**Given problem**
List every line below containing "Free".

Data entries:
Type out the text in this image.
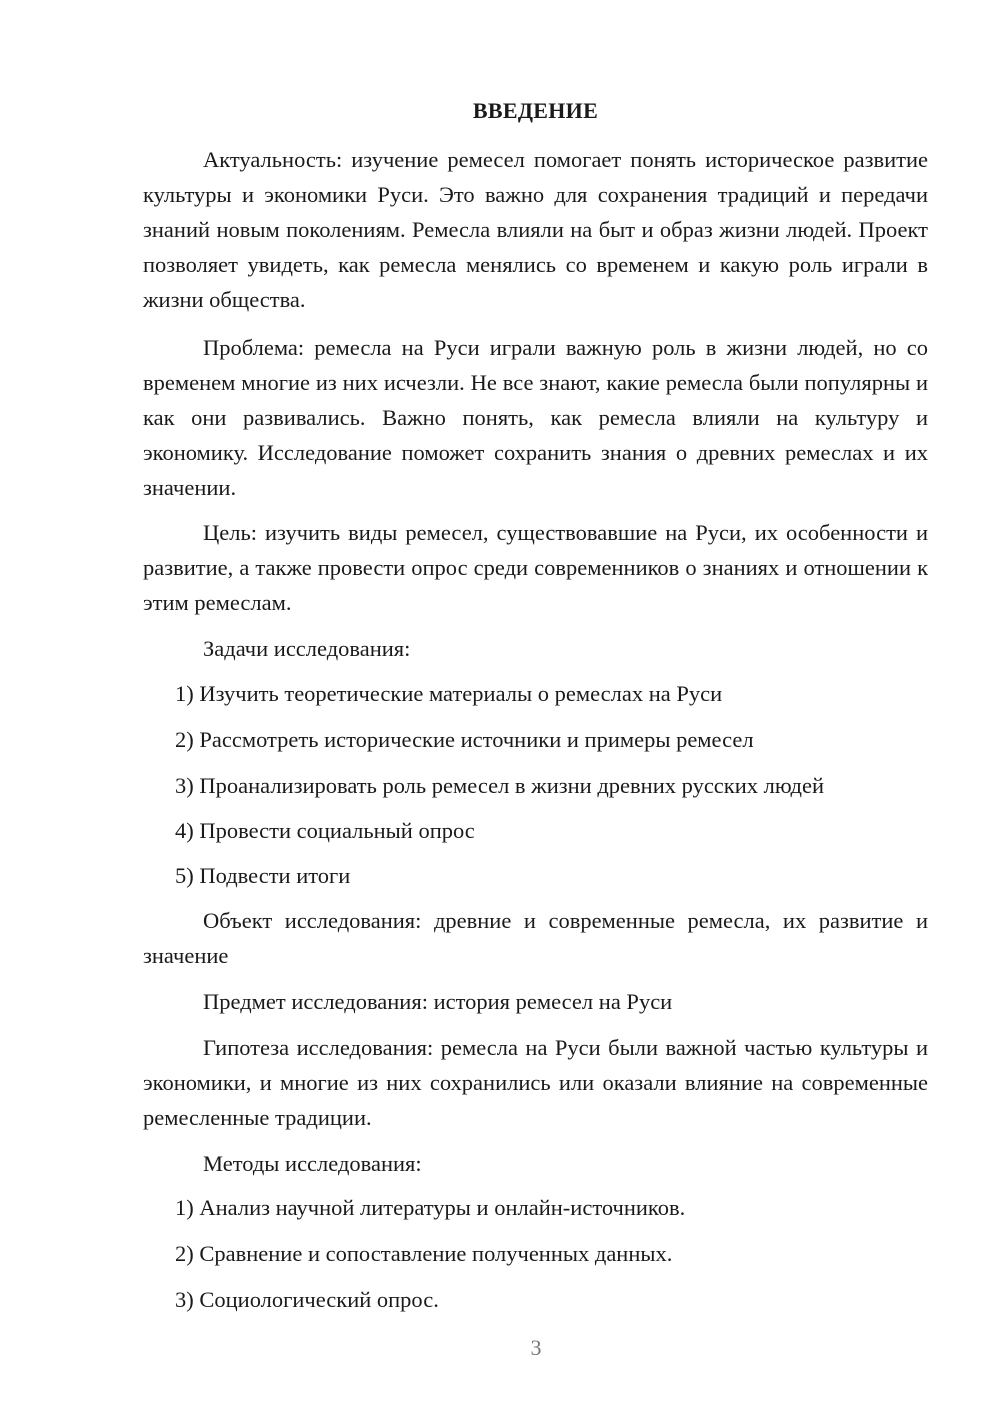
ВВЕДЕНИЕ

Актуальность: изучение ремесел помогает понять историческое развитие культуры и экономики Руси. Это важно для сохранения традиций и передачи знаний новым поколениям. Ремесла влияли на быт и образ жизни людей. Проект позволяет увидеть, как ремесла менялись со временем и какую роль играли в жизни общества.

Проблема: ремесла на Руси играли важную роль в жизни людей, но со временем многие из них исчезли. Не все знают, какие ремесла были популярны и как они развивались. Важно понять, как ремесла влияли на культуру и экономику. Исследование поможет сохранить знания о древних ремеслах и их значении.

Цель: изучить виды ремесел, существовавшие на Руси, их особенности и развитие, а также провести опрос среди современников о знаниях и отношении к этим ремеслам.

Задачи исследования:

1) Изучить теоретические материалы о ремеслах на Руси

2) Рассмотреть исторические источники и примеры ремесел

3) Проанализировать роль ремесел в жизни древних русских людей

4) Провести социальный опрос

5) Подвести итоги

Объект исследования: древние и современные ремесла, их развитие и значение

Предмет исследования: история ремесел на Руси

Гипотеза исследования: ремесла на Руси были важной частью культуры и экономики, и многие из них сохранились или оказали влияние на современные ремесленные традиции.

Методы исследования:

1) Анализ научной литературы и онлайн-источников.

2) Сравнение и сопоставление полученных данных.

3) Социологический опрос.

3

--

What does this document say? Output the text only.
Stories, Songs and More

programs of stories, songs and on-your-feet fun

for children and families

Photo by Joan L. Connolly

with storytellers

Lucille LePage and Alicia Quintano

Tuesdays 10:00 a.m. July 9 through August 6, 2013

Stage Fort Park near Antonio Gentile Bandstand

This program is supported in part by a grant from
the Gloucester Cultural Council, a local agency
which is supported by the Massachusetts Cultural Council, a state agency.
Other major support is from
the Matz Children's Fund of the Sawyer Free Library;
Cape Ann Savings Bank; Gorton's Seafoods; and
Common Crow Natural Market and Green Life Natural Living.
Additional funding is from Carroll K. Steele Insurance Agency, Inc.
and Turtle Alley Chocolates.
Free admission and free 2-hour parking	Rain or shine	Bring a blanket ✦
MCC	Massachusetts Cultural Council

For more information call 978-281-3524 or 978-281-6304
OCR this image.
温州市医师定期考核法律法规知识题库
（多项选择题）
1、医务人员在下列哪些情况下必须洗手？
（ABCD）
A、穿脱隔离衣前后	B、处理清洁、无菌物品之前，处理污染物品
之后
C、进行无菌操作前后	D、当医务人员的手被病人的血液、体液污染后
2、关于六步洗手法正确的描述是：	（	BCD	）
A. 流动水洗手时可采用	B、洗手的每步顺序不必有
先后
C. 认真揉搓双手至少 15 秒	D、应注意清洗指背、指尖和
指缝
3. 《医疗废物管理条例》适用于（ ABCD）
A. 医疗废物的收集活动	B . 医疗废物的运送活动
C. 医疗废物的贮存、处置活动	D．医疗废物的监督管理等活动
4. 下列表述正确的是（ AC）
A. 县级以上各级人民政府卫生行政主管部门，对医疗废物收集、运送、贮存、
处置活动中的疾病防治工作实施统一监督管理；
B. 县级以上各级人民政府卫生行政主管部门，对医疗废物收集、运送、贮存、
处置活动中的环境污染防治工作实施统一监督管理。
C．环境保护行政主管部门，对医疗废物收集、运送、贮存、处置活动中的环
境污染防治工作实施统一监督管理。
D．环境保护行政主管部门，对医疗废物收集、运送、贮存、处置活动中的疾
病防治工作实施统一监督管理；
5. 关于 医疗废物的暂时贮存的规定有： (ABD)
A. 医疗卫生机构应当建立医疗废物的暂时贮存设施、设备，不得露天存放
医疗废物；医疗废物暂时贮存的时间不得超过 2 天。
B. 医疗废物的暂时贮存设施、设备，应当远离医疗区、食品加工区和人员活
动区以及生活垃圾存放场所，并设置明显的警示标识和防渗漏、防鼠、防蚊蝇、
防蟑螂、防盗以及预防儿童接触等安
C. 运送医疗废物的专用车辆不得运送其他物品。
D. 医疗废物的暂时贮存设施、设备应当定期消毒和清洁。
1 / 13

**Written answer**
the Matz Children's Fund of the Sawyer Free Library;
Free admission and free 2-hour parking	Rain or shine	Bring a blanket ✦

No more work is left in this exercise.